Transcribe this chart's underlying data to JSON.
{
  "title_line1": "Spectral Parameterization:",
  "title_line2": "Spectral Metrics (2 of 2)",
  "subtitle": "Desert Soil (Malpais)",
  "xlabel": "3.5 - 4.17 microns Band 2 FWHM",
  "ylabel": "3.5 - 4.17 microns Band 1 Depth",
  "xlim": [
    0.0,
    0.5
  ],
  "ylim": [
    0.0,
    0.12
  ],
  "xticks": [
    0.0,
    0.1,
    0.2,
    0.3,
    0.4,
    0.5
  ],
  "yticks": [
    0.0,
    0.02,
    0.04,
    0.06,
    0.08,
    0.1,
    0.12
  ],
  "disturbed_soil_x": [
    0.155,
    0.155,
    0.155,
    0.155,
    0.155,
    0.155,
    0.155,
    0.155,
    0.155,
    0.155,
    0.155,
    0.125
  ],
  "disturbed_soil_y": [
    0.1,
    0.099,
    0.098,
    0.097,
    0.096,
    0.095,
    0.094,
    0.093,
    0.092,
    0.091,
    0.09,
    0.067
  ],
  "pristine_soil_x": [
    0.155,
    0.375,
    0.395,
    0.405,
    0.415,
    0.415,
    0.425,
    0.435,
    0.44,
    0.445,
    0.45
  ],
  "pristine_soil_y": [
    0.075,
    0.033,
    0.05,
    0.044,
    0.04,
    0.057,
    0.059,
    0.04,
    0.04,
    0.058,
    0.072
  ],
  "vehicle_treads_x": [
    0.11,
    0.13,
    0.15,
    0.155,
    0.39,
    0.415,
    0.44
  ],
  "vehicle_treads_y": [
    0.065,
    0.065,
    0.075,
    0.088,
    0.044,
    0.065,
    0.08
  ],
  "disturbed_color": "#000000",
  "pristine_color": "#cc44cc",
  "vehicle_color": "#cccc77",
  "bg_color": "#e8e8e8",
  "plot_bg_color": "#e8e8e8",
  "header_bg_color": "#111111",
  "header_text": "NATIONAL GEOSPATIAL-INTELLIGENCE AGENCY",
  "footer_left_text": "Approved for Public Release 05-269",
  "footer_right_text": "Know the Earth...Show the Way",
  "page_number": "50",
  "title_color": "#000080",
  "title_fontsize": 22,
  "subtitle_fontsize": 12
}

...

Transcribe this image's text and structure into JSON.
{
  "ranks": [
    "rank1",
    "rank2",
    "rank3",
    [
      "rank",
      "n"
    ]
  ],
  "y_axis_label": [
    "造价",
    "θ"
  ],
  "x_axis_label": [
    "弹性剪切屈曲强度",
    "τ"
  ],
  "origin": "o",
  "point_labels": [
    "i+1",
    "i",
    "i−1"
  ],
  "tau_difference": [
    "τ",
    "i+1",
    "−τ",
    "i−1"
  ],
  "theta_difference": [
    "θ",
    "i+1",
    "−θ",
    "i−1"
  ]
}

==

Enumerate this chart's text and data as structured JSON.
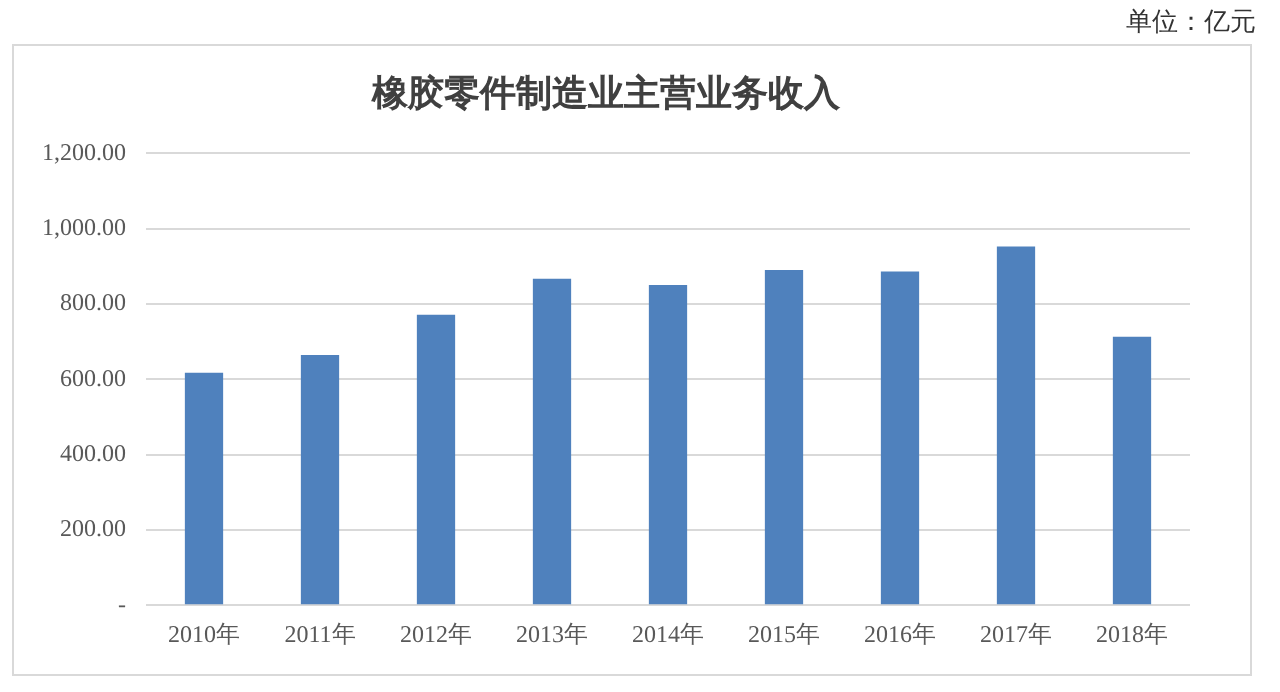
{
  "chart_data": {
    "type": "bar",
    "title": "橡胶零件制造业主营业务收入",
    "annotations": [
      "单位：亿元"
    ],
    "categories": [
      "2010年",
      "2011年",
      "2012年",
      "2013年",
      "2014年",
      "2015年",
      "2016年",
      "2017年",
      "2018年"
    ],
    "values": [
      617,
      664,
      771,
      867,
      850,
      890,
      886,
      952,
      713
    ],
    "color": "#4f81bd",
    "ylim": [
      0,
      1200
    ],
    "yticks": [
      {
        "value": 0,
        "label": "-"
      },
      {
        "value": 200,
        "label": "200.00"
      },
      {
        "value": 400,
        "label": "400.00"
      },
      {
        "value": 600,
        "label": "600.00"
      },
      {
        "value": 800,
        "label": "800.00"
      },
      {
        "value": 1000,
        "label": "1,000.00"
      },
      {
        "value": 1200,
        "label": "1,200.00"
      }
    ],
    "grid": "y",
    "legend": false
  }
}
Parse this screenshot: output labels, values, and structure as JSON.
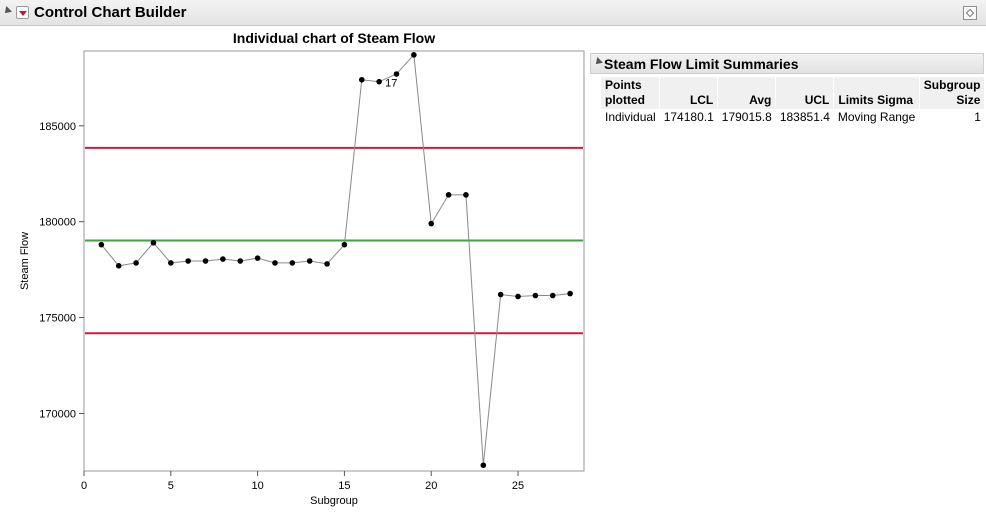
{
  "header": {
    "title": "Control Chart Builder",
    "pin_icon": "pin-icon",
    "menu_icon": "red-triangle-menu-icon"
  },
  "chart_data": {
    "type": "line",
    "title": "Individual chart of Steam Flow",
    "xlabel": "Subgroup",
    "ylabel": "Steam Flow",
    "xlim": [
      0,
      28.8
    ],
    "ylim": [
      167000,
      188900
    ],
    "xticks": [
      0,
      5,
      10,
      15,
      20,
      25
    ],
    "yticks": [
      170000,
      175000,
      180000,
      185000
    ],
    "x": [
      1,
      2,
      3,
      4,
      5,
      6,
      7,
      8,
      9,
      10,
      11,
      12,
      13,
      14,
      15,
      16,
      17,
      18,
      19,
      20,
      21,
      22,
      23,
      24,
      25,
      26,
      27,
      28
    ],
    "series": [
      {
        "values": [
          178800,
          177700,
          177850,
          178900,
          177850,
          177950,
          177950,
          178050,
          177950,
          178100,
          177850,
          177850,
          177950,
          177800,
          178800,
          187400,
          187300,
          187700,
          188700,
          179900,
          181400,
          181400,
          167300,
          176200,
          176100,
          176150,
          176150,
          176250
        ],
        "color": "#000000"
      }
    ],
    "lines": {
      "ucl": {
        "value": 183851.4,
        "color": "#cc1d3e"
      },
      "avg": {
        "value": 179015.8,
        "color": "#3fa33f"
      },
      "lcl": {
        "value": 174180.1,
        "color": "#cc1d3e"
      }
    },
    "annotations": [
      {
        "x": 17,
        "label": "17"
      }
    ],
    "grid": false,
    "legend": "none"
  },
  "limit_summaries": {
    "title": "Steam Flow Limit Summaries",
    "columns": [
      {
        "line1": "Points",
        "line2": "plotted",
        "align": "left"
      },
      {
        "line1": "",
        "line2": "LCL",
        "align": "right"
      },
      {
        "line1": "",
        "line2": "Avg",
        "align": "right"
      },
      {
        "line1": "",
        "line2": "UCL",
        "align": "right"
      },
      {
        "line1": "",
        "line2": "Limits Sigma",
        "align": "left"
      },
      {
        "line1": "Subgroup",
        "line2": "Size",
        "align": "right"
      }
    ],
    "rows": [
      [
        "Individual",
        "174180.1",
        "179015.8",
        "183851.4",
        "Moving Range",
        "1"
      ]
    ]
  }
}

**Exercise description**
Give every line of the material that includes the string "Individual".

**Finished task**
    "title": "Individual chart of Steam Flow",
        "Individual",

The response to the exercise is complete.